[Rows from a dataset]
○ ○ ○ ○ ○

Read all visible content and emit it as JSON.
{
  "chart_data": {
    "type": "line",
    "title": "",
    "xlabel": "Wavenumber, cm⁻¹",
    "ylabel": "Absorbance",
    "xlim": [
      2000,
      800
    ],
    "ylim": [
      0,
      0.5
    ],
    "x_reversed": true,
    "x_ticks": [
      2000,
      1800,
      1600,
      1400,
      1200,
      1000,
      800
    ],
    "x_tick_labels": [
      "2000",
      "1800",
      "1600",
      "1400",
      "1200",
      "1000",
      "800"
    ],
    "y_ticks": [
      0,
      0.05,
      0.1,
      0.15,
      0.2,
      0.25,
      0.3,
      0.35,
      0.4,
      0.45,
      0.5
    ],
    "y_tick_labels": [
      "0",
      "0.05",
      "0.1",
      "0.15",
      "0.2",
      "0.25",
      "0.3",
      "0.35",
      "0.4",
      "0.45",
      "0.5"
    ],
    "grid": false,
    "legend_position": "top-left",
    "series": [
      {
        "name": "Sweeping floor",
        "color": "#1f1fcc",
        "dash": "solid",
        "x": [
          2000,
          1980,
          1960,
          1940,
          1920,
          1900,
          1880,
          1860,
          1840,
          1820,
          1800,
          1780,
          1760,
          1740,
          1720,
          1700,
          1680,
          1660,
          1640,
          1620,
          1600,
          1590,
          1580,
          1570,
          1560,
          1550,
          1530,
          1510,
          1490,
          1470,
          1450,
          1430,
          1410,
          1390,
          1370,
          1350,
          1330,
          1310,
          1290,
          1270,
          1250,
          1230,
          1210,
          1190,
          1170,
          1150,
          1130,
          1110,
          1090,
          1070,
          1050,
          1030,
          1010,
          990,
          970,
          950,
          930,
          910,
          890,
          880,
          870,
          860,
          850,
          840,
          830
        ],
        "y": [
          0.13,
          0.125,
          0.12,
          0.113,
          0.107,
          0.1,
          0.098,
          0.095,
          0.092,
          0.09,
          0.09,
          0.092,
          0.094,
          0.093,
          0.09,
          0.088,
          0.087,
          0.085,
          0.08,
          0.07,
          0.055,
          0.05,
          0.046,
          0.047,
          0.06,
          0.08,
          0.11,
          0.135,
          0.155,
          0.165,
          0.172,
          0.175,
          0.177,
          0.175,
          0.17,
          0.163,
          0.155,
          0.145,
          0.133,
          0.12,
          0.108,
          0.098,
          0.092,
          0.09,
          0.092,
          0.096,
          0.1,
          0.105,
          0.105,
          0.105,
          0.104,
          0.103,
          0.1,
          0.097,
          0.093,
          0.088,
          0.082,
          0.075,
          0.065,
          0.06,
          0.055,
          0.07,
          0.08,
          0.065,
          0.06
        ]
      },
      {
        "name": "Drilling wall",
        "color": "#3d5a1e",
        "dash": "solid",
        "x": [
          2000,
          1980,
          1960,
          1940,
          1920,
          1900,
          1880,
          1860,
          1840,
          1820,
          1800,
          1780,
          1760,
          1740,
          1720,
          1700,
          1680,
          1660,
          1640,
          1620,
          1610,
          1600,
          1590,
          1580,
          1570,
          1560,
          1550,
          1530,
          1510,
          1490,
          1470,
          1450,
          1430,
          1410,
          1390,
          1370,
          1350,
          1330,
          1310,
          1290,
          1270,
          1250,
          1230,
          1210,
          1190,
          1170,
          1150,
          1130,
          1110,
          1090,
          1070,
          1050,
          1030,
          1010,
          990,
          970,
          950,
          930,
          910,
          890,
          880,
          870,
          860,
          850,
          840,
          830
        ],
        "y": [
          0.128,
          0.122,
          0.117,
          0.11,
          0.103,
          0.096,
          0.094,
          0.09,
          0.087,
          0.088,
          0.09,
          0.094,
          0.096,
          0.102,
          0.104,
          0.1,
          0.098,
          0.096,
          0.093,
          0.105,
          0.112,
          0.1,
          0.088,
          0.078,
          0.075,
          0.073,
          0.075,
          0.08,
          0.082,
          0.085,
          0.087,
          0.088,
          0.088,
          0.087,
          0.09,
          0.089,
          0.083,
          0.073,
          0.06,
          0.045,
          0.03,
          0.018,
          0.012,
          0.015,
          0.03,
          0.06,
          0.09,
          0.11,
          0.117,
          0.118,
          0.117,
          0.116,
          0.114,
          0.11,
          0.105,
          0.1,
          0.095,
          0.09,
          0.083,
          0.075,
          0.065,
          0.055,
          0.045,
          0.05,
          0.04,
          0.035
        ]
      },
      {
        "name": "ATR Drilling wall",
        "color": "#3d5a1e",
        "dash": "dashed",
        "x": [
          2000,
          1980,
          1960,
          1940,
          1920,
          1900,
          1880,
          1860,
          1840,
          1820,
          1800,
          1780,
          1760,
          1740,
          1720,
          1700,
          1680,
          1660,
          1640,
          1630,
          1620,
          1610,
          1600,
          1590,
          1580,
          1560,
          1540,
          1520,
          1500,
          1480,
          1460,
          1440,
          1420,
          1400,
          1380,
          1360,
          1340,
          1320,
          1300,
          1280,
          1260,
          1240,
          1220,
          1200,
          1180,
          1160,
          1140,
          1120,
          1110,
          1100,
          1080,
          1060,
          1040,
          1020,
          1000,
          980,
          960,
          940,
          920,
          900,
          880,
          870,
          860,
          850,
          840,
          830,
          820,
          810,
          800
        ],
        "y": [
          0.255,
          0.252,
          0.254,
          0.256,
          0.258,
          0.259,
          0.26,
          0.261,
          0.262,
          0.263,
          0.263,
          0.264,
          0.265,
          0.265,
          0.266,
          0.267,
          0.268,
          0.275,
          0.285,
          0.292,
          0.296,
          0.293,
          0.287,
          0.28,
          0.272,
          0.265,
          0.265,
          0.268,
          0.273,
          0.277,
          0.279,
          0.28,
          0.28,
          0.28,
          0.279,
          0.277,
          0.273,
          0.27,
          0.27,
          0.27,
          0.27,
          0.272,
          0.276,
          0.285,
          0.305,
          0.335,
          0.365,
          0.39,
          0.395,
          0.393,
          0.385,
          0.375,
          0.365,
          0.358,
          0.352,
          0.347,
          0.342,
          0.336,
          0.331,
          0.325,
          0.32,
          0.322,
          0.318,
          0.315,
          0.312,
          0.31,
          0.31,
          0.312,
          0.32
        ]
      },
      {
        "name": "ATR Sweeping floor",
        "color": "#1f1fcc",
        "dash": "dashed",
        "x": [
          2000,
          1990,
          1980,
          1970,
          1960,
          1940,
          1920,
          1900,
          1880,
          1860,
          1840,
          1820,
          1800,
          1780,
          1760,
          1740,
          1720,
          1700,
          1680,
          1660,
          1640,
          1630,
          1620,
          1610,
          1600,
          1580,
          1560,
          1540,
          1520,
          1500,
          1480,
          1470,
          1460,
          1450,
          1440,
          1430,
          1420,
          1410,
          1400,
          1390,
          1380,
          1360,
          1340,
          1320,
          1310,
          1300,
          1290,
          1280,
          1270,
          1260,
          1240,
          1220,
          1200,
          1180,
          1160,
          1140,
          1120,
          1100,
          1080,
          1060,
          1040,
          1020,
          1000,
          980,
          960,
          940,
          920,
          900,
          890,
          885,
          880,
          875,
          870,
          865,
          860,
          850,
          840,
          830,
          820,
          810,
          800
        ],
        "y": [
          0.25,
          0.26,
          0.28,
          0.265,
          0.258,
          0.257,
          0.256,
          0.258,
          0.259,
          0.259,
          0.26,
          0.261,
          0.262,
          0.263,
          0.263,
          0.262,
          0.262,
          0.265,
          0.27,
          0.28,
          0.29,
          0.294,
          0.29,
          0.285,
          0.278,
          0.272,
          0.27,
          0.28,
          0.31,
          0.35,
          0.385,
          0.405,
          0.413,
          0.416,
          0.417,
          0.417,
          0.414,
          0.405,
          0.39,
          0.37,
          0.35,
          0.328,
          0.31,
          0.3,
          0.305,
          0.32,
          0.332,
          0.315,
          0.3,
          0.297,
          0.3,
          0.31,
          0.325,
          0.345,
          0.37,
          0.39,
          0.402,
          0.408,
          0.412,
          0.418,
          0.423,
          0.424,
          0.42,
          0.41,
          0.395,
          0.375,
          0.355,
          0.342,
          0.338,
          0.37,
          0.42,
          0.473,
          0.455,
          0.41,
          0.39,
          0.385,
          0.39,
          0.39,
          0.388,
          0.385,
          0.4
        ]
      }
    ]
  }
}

○ ○ ○ ○ ○

WORK TO COMPLETE:
All lines above with "Sweeping" in them should be returned.

EXERCISE RESULT:
        "name": "Sweeping floor",
        "name": "ATR Sweeping floor",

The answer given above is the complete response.